# Start of Data excerpts
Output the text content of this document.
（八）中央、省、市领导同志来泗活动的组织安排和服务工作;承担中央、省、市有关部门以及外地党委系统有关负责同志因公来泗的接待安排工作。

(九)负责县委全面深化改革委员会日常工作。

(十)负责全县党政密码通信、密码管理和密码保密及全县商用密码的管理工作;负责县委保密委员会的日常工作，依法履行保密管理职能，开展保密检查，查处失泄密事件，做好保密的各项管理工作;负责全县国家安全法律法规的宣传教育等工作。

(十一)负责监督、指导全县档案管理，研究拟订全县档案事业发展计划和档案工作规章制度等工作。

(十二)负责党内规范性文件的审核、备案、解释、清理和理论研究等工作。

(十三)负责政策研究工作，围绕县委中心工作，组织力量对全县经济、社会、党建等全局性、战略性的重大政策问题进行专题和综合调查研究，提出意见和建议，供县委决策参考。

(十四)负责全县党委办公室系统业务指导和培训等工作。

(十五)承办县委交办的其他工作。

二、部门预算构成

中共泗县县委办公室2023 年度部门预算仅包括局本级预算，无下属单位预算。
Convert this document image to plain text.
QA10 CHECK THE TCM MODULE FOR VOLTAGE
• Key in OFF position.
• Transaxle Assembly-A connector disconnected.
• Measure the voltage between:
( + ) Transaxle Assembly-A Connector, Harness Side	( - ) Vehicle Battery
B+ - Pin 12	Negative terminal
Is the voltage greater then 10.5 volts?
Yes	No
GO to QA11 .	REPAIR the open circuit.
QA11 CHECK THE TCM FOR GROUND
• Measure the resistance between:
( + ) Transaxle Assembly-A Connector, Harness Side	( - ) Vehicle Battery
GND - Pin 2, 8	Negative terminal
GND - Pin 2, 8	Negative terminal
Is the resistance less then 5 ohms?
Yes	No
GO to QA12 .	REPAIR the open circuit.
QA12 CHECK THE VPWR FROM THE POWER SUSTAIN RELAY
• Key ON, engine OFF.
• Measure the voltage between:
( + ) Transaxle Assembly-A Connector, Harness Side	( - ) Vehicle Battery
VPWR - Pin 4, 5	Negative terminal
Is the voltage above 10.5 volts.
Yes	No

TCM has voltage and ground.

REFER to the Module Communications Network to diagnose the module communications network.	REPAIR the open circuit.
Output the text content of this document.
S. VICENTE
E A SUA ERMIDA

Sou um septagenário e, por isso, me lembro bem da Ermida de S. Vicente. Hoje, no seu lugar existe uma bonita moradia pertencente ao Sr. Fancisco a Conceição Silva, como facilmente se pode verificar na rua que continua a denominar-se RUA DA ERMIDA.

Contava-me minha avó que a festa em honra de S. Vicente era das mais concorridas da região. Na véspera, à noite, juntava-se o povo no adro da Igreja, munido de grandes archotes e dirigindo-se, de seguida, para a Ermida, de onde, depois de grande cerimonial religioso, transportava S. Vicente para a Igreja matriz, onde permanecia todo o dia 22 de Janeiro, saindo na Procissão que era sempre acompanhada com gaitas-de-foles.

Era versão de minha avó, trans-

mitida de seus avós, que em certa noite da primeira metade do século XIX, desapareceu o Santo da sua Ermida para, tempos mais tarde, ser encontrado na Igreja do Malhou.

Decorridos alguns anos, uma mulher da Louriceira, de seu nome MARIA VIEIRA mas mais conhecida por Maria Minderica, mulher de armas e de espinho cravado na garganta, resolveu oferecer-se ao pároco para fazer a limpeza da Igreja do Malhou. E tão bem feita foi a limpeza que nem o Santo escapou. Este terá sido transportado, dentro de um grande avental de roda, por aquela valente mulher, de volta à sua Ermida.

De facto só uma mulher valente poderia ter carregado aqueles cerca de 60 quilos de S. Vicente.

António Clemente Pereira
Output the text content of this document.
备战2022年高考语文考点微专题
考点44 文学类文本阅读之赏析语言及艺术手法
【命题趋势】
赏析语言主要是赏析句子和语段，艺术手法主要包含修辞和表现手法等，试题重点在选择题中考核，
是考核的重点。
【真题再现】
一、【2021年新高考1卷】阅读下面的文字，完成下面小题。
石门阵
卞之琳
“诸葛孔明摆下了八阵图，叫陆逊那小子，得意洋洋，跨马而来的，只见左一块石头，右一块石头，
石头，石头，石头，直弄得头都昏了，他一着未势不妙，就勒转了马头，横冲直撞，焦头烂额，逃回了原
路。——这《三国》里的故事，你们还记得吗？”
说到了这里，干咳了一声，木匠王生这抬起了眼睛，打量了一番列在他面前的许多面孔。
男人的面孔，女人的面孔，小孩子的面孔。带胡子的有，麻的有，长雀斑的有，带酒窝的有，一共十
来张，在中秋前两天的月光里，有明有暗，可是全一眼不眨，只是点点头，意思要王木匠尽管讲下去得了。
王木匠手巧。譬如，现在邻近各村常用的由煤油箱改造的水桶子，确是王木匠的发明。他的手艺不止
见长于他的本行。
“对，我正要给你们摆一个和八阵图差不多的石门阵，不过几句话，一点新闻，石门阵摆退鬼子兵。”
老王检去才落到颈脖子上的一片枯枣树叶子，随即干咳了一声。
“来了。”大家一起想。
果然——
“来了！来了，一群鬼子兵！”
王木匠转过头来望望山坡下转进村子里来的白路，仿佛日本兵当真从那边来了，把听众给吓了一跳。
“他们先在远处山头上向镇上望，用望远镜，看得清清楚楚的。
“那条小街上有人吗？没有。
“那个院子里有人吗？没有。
# End of Data excerpts
## Problem details
Reproduce the records in full, exactly as written.

## Exercise result
Output the text content of this document.
（八）中央、省、市领导同志来泗活动的组织安排和服务工作;承担中央、省、市有关部门以及外地党委系统有关负责同志因公来泗的接待安排工作。

(九)负责县委全面深化改革委员会日常工作。

(十)负责全县党政密码通信、密码管理和密码保密及全县商用密码的管理工作;负责县委保密委员会的日常工作，依法履行保密管理职能，开展保密检查，查处失泄密事件，做好保密的各项管理工作;负责全县国家安全法律法规的宣传教育等工作。

(十一)负责监督、指导全县档案管理，研究拟订全县档案事业发展计划和档案工作规章制度等工作。

(十二)负责党内规范性文件的审核、备案、解释、清理和理论研究等工作。

(十三)负责政策研究工作，围绕县委中心工作，组织力量对全县经济、社会、党建等全局性、战略性的重大政策问题进行专题和综合调查研究，提出意见和建议，供县委决策参考。

(十四)负责全县党委办公室系统业务指导和培训等工作。

(十五)承办县委交办的其他工作。

二、部门预算构成

中共泗县县委办公室2023 年度部门预算仅包括局本级预算，无下属单位预算。
Convert this document image to plain text.
QA10 CHECK THE TCM MODULE FOR VOLTAGE
• Key in OFF position.
• Transaxle Assembly-A connector disconnected.
• Measure the voltage between:
( + ) Transaxle Assembly-A Connector, Harness Side	( - ) Vehicle Battery
B+ - Pin 12	Negative terminal
Is the voltage greater then 10.5 volts?
Yes	No
GO to QA11 .	REPAIR the open circuit.
QA11 CHECK THE TCM FOR GROUND
• Measure the resistance between:
( + ) Transaxle Assembly-A Connector, Harness Side	( - ) Vehicle Battery
GND - Pin 2, 8	Negative terminal
GND - Pin 2, 8	Negative terminal
Is the resistance less then 5 ohms?
Yes	No
GO to QA12 .	REPAIR the open circuit.
QA12 CHECK THE VPWR FROM THE POWER SUSTAIN RELAY
• Key ON, engine OFF.
• Measure the voltage between:
( + ) Transaxle Assembly-A Connector, Harness Side	( - ) Vehicle Battery
VPWR - Pin 4, 5	Negative terminal
Is the voltage above 10.5 volts.
Yes	No

TCM has voltage and ground.

REFER to the Module Communications Network to diagnose the module communications network.	REPAIR the open circuit.
Output the text content of this document.
S. VICENTE
E A SUA ERMIDA

Sou um septagenário e, por isso, me lembro bem da Ermida de S. Vicente. Hoje, no seu lugar existe uma bonita moradia pertencente ao Sr. Fancisco a Conceição Silva, como facilmente se pode verificar na rua que continua a denominar-se RUA DA ERMIDA.

Contava-me minha avó que a festa em honra de S. Vicente era das mais concorridas da região. Na véspera, à noite, juntava-se o povo no adro da Igreja, munido de grandes archotes e dirigindo-se, de seguida, para a Ermida, de onde, depois de grande cerimonial religioso, transportava S. Vicente para a Igreja matriz, onde permanecia todo o dia 22 de Janeiro, saindo na Procissão que era sempre acompanhada com gaitas-de-foles.

Era versão de minha avó, trans-

mitida de seus avós, que em certa noite da primeira metade do século XIX, desapareceu o Santo da sua Ermida para, tempos mais tarde, ser encontrado na Igreja do Malhou.

Decorridos alguns anos, uma mulher da Louriceira, de seu nome MARIA VIEIRA mas mais conhecida por Maria Minderica, mulher de armas e de espinho cravado na garganta, resolveu oferecer-se ao pároco para fazer a limpeza da Igreja do Malhou. E tão bem feita foi a limpeza que nem o Santo escapou. Este terá sido transportado, dentro de um grande avental de roda, por aquela valente mulher, de volta à sua Ermida.

De facto só uma mulher valente poderia ter carregado aqueles cerca de 60 quilos de S. Vicente.

António Clemente Pereira
Output the text content of this document.
备战2022年高考语文考点微专题
考点44 文学类文本阅读之赏析语言及艺术手法
【命题趋势】
赏析语言主要是赏析句子和语段，艺术手法主要包含修辞和表现手法等，试题重点在选择题中考核，
是考核的重点。
【真题再现】
一、【2021年新高考1卷】阅读下面的文字，完成下面小题。
石门阵
卞之琳
“诸葛孔明摆下了八阵图，叫陆逊那小子，得意洋洋，跨马而来的，只见左一块石头，右一块石头，
石头，石头，石头，直弄得头都昏了，他一着未势不妙，就勒转了马头，横冲直撞，焦头烂额，逃回了原
路。——这《三国》里的故事，你们还记得吗？”
说到了这里，干咳了一声，木匠王生这抬起了眼睛，打量了一番列在他面前的许多面孔。
男人的面孔，女人的面孔，小孩子的面孔。带胡子的有，麻的有，长雀斑的有，带酒窝的有，一共十
来张，在中秋前两天的月光里，有明有暗，可是全一眼不眨，只是点点头，意思要王木匠尽管讲下去得了。
王木匠手巧。譬如，现在邻近各村常用的由煤油箱改造的水桶子，确是王木匠的发明。他的手艺不止
见长于他的本行。
“对，我正要给你们摆一个和八阵图差不多的石门阵，不过几句话，一点新闻，石门阵摆退鬼子兵。”
老王检去才落到颈脖子上的一片枯枣树叶子，随即干咳了一声。
“来了。”大家一起想。
果然——
“来了！来了，一群鬼子兵！”
王木匠转过头来望望山坡下转进村子里来的白路，仿佛日本兵当真从那边来了，把听众给吓了一跳。
“他们先在远处山头上向镇上望，用望远镜，看得清清楚楚的。
“那条小街上有人吗？没有。
“那个院子里有人吗？没有。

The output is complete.